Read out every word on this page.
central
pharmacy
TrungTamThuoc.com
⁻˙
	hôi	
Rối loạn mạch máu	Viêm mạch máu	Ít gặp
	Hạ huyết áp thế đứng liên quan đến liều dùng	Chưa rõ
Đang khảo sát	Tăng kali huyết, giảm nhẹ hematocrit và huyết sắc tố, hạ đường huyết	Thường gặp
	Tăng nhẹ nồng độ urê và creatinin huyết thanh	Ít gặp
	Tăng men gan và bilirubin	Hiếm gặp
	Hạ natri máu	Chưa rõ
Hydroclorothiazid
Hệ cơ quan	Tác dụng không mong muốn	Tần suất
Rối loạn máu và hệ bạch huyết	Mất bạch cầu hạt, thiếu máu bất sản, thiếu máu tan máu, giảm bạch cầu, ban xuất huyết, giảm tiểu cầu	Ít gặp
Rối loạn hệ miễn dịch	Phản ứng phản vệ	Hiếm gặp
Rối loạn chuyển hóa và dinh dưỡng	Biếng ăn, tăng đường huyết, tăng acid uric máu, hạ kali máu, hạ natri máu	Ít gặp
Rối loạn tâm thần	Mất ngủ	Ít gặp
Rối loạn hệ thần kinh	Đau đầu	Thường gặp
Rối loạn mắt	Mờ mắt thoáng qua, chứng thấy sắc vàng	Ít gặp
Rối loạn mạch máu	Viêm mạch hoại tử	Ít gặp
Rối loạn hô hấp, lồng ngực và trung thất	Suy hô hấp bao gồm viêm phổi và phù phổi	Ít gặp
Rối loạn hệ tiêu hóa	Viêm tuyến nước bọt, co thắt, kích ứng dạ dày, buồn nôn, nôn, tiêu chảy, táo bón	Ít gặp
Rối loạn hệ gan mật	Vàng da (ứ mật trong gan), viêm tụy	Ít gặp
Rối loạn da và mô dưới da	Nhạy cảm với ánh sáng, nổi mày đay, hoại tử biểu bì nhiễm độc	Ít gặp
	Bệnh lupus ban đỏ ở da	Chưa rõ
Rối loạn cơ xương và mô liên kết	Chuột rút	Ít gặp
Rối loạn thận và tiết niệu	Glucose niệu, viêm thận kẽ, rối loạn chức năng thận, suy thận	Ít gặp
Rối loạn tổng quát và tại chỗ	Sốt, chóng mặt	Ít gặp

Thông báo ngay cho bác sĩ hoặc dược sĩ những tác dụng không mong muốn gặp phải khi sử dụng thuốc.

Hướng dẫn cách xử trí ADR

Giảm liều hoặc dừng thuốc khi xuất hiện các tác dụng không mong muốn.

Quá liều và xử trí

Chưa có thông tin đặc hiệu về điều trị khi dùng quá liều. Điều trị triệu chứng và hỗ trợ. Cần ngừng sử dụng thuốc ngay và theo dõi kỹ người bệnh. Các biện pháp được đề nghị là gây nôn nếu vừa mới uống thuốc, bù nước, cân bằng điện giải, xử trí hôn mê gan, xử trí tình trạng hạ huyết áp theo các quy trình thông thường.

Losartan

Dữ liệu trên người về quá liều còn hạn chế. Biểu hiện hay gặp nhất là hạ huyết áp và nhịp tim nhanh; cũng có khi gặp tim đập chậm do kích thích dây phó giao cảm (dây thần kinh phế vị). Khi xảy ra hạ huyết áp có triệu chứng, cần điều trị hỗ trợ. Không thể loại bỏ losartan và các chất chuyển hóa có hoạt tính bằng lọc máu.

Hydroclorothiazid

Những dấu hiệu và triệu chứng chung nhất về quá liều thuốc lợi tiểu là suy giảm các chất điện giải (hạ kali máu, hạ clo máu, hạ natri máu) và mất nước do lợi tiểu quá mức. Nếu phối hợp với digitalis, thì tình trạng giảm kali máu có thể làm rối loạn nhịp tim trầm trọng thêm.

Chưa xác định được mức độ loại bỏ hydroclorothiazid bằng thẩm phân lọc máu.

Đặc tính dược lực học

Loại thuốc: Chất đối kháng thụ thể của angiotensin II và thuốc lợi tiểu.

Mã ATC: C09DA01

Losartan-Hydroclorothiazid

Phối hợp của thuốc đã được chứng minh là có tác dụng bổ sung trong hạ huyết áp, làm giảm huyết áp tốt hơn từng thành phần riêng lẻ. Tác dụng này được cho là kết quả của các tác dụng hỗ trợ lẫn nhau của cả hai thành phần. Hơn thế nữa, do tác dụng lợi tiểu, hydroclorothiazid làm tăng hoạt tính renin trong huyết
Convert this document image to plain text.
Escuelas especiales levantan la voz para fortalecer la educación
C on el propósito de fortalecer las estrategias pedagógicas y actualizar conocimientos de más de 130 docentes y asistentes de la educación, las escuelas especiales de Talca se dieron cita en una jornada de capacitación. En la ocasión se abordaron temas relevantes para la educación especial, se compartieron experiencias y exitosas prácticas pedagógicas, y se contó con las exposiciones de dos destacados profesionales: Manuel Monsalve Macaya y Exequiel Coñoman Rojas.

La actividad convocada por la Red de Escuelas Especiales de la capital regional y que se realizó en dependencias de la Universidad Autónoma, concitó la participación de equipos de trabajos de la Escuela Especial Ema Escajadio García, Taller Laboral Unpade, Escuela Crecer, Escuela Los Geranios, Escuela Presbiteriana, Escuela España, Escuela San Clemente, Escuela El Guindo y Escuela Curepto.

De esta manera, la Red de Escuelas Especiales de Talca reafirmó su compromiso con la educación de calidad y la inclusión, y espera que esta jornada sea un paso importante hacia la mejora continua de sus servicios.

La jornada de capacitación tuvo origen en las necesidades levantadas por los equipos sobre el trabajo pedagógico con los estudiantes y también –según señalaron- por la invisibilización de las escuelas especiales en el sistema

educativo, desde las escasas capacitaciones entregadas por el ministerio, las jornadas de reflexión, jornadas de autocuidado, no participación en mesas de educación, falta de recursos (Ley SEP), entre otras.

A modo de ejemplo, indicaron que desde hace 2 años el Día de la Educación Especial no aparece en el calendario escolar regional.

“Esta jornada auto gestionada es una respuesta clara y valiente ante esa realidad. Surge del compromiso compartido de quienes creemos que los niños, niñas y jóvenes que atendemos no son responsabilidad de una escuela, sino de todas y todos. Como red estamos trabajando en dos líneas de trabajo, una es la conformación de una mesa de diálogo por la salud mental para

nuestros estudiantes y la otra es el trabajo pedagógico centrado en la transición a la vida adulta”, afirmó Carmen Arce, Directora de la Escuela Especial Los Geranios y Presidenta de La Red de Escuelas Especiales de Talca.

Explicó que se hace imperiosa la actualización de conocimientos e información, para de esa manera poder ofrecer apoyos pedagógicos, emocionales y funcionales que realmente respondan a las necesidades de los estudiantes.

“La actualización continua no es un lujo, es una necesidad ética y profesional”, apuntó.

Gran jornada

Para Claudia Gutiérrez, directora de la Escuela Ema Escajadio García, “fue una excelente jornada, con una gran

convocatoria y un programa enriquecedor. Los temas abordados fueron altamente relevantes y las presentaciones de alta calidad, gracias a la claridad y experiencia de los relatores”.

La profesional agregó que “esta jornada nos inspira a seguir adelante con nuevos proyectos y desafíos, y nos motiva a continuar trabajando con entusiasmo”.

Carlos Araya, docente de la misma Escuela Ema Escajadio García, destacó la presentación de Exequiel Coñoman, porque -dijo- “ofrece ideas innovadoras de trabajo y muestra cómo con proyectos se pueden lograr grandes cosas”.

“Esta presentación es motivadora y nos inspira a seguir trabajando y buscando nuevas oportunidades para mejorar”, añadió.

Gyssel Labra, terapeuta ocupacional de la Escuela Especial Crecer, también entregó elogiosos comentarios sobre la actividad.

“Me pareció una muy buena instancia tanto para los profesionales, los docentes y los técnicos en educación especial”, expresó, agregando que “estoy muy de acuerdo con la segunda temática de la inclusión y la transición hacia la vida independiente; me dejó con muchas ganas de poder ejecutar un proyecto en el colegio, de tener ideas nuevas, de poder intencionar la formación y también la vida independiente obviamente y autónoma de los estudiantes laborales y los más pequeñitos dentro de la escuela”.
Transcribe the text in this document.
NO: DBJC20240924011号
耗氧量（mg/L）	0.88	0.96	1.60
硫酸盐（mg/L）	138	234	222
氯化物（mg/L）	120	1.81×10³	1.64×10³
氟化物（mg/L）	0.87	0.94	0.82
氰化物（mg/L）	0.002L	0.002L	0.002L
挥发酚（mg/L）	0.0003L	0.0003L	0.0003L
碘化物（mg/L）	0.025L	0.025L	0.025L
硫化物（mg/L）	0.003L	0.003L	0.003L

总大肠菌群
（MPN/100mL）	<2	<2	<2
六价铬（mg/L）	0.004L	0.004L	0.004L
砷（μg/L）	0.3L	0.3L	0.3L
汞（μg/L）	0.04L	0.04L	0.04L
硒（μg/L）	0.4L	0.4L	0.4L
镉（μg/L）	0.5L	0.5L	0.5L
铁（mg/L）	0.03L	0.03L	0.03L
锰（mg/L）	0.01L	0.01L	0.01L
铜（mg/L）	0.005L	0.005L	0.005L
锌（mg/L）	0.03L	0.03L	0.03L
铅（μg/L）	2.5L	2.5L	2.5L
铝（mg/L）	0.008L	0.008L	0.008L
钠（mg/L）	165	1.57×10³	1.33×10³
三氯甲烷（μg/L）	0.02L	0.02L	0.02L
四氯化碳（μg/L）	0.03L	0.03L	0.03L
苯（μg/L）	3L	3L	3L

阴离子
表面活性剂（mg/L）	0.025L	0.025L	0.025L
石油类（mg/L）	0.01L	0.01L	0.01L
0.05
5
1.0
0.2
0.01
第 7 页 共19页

==*==

REQUIREMENTS: Check each line above for the word "desde" and copy the ones that have it.

THE RESPONSE:
educativo, desde las escasas capacitaciones entregadas por el ministerio, las jornadas de reflexión, jornadas de autocuidado, no participación en mesas de educación, falta de recursos (Ley SEP), entre otras.
A modo de ejemplo, indicaron que desde hace 2 años el Día de la Educación Especial no aparece en el calendario escolar regional.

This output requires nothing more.